*What to do*
Could you extract every line from the start of the records through the line containing "expected-result: ≤ 2.8", including that line, and copy them unchanged?

*Dataset rows*
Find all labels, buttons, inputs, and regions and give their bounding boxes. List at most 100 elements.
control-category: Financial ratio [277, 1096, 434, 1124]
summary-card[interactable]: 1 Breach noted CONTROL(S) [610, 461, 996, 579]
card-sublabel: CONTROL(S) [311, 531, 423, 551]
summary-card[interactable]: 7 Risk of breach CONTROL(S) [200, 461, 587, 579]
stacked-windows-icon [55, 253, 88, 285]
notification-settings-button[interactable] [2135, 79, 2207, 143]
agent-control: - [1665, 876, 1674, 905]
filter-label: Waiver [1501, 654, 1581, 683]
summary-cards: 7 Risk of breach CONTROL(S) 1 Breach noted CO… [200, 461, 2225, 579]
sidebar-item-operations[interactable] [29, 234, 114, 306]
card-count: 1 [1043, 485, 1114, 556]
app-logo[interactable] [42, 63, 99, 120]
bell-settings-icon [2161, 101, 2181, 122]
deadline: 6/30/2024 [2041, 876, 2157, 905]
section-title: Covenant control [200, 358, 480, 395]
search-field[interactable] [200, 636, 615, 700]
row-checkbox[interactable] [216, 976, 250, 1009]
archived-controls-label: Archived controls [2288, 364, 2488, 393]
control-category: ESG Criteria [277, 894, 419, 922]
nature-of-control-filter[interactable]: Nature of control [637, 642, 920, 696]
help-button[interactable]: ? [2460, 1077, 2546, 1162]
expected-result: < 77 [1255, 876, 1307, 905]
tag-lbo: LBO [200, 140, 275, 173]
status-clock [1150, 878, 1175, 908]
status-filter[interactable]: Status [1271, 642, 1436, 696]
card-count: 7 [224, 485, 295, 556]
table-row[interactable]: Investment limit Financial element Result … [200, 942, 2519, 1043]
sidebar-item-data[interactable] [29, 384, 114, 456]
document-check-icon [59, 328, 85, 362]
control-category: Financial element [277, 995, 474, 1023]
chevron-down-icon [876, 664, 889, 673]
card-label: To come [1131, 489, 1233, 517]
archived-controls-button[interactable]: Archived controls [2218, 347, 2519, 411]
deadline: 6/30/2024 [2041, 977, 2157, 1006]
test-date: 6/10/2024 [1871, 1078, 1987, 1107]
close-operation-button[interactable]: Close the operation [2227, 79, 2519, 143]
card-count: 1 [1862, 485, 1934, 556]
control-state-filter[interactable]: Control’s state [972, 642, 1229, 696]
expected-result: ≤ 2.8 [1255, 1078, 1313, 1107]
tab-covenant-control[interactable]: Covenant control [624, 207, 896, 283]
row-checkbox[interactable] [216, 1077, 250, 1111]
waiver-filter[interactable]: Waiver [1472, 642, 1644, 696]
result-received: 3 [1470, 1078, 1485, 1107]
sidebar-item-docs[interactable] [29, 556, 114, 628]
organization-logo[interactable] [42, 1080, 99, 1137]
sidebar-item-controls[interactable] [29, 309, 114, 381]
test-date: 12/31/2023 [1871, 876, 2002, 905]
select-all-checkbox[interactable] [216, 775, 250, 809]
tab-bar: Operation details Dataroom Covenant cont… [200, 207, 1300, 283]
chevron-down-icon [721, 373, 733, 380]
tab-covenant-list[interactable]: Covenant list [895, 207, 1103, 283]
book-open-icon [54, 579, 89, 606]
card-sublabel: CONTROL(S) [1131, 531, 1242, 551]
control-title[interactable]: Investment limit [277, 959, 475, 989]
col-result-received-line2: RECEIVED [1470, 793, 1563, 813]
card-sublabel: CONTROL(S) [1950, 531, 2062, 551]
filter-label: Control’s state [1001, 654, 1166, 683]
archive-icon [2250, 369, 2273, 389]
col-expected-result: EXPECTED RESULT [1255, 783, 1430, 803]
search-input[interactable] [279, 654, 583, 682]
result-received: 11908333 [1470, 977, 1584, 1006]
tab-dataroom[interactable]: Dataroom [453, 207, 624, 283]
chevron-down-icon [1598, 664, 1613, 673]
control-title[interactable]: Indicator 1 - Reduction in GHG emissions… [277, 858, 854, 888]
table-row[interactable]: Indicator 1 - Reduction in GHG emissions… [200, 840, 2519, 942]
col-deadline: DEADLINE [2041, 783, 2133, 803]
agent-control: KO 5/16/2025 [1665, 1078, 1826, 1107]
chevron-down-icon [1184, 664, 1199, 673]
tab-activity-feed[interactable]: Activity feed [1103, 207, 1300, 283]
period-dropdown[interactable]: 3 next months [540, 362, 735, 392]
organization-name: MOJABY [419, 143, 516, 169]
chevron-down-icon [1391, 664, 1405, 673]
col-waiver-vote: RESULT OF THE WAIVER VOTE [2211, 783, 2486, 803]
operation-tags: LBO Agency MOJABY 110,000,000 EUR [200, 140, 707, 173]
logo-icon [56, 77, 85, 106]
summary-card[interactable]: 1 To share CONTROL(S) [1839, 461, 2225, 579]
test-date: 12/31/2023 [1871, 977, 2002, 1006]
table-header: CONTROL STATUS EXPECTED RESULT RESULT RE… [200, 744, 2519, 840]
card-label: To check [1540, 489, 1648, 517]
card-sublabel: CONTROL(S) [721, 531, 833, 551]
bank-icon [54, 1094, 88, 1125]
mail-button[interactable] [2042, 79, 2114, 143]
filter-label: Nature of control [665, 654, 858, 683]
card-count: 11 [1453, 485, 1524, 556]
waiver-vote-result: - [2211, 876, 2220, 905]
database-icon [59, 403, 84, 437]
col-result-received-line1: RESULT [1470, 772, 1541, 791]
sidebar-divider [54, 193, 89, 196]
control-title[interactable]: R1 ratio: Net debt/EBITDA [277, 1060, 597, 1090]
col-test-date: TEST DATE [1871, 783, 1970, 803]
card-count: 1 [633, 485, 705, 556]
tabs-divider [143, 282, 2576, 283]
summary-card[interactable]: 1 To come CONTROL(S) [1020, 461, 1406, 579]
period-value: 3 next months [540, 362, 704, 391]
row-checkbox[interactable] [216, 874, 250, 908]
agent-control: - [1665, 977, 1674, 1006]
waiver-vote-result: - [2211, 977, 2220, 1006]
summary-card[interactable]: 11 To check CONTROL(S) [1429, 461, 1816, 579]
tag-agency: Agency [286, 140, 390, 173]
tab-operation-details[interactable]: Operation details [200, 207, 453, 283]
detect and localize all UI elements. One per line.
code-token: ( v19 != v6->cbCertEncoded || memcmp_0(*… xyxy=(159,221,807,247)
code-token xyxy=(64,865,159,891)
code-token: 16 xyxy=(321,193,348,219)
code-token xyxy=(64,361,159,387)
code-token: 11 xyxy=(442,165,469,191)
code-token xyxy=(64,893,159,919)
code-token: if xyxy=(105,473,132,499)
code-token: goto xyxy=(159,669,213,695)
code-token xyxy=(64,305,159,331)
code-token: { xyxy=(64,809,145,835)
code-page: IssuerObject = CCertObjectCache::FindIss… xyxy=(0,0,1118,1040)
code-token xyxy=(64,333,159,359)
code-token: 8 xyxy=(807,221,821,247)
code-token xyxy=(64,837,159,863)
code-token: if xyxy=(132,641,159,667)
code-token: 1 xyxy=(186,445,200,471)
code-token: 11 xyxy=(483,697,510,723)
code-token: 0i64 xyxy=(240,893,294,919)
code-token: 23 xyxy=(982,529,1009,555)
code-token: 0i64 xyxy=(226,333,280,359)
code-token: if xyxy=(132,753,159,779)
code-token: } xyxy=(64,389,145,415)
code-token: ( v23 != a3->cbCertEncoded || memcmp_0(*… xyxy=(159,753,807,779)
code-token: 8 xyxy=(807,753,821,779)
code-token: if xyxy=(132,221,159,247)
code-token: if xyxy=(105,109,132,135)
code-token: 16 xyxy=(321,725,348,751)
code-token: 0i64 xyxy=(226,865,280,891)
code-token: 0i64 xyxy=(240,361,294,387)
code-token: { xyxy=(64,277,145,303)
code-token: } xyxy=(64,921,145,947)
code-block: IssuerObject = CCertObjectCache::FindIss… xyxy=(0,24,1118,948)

*Completed task*
Find all labels, buttons, inputs, and regions and give their bounding boxes. List at most 100 elements.
control-category: Financial ratio [277, 1096, 434, 1124]
summary-card[interactable]: 1 Breach noted CONTROL(S) [610, 461, 996, 579]
card-sublabel: CONTROL(S) [311, 531, 423, 551]
summary-card[interactable]: 7 Risk of breach CONTROL(S) [200, 461, 587, 579]
stacked-windows-icon [55, 253, 88, 285]
notification-settings-button[interactable] [2135, 79, 2207, 143]
agent-control: - [1665, 876, 1674, 905]
filter-label: Waiver [1501, 654, 1581, 683]
summary-cards: 7 Risk of breach CONTROL(S) 1 Breach noted CO… [200, 461, 2225, 579]
sidebar-item-operations[interactable] [29, 234, 114, 306]
card-count: 1 [1043, 485, 1114, 556]
app-logo[interactable] [42, 63, 99, 120]
bell-settings-icon [2161, 101, 2181, 122]
deadline: 6/30/2024 [2041, 876, 2157, 905]
section-title: Covenant control [200, 358, 480, 395]
search-field[interactable] [200, 636, 615, 700]
row-checkbox[interactable] [216, 976, 250, 1009]
archived-controls-label: Archived controls [2288, 364, 2488, 393]
control-category: ESG Criteria [277, 894, 419, 922]
nature-of-control-filter[interactable]: Nature of control [637, 642, 920, 696]
help-button[interactable]: ? [2460, 1077, 2546, 1162]
expected-result: < 77 [1255, 876, 1307, 905]
tag-lbo: LBO [200, 140, 275, 173]
status-clock [1150, 878, 1175, 908]
status-filter[interactable]: Status [1271, 642, 1436, 696]
card-count: 7 [224, 485, 295, 556]
table-row[interactable]: Investment limit Financial element Result … [200, 942, 2519, 1043]
sidebar-item-data[interactable] [29, 384, 114, 456]
document-check-icon [59, 328, 85, 362]
control-category: Financial element [277, 995, 474, 1023]
chevron-down-icon [876, 664, 889, 673]
card-label: To come [1131, 489, 1233, 517]
archived-controls-button[interactable]: Archived controls [2218, 347, 2519, 411]
deadline: 6/30/2024 [2041, 977, 2157, 1006]
test-date: 6/10/2024 [1871, 1078, 1987, 1107]
close-operation-button[interactable]: Close the operation [2227, 79, 2519, 143]
card-count: 1 [1862, 485, 1934, 556]
control-state-filter[interactable]: Control’s state [972, 642, 1229, 696]
expected-result: ≤ 2.8 [1255, 1078, 1313, 1107]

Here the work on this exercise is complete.